[Collected data]
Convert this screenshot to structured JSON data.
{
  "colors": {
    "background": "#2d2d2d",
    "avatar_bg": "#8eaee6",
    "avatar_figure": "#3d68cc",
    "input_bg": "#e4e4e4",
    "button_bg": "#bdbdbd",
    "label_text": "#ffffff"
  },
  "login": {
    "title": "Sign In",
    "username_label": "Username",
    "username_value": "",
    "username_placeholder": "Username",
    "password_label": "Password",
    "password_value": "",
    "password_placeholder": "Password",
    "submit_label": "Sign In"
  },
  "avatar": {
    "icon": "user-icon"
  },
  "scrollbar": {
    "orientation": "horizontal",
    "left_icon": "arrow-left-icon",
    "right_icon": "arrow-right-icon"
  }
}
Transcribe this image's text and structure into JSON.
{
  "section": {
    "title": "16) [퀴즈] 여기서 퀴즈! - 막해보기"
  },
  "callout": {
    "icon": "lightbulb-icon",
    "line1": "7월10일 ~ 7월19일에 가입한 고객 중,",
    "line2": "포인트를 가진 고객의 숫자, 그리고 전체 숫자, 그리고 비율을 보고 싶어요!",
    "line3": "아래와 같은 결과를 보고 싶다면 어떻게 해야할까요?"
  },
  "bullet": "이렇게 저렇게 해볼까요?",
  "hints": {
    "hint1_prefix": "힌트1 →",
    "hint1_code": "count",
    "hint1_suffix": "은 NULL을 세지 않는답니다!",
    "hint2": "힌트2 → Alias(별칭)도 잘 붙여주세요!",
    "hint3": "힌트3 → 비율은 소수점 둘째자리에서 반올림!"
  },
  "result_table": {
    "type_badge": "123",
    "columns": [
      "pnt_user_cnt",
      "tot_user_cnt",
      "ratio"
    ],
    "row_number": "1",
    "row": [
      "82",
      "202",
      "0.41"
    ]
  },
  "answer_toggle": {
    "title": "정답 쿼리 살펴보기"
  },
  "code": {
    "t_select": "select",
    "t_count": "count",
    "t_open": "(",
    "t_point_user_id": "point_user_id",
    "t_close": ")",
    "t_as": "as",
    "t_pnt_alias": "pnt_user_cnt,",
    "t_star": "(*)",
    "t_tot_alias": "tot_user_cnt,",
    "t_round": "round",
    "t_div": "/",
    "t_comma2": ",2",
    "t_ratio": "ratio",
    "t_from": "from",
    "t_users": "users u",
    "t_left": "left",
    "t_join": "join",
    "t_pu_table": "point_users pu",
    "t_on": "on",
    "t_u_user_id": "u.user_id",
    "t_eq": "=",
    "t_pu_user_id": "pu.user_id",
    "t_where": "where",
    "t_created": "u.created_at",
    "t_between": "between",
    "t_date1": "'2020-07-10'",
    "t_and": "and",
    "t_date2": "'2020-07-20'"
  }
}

**Aim**
Your task is to repeat every entry exactly.

**Result of the exercise**
Convert this screenshot to structured JSON data.
{
  "colors": {
    "background": "#2d2d2d",
    "avatar_bg": "#8eaee6",
    "avatar_figure": "#3d68cc",
    "input_bg": "#e4e4e4",
    "button_bg": "#bdbdbd",
    "label_text": "#ffffff"
  },
  "login": {
    "title": "Sign In",
    "username_label": "Username",
    "username_value": "",
    "username_placeholder": "Username",
    "password_label": "Password",
    "password_value": "",
    "password_placeholder": "Password",
    "submit_label": "Sign In"
  },
  "avatar": {
    "icon": "user-icon"
  },
  "scrollbar": {
    "orientation": "horizontal",
    "left_icon": "arrow-left-icon",
    "right_icon": "arrow-right-icon"
  }
}
Transcribe this image's text and structure into JSON.
{
  "section": {
    "title": "16) [퀴즈] 여기서 퀴즈! - 막해보기"
  },
  "callout": {
    "icon": "lightbulb-icon",
    "line1": "7월10일 ~ 7월19일에 가입한 고객 중,",
    "line2": "포인트를 가진 고객의 숫자, 그리고 전체 숫자, 그리고 비율을 보고 싶어요!",
    "line3": "아래와 같은 결과를 보고 싶다면 어떻게 해야할까요?"
  },
  "bullet": "이렇게 저렇게 해볼까요?",
  "hints": {
    "hint1_prefix": "힌트1 →",
    "hint1_code": "count",
    "hint1_suffix": "은 NULL을 세지 않는답니다!",
    "hint2": "힌트2 → Alias(별칭)도 잘 붙여주세요!",
    "hint3": "힌트3 → 비율은 소수점 둘째자리에서 반올림!"
  },
  "result_table": {
    "type_badge": "123",
    "columns": [
      "pnt_user_cnt",
      "tot_user_cnt",
      "ratio"
    ],
    "row_number": "1",
    "row": [
      "82",
      "202",
      "0.41"
    ]
  },
  "answer_toggle": {
    "title": "정답 쿼리 살펴보기"
  },
  "code": {
    "t_select": "select",
    "t_count": "count",
    "t_open": "(",
    "t_point_user_id": "point_user_id",
    "t_close": ")",
    "t_as": "as",
    "t_pnt_alias": "pnt_user_cnt,",
    "t_star": "(*)",
    "t_tot_alias": "tot_user_cnt,",
    "t_round": "round",
    "t_div": "/",
    "t_comma2": ",2",
    "t_ratio": "ratio",
    "t_from": "from",
    "t_users": "users u",
    "t_left": "left",
    "t_join": "join",
    "t_pu_table": "point_users pu",
    "t_on": "on",
    "t_u_user_id": "u.user_id",
    "t_eq": "=",
    "t_pu_user_id": "pu.user_id",
    "t_where": "where",
    "t_created": "u.created_at",
    "t_between": "between",
    "t_date1": "'2020-07-10'",
    "t_and": "and",
    "t_date2": "'2020-07-20'"
  }
}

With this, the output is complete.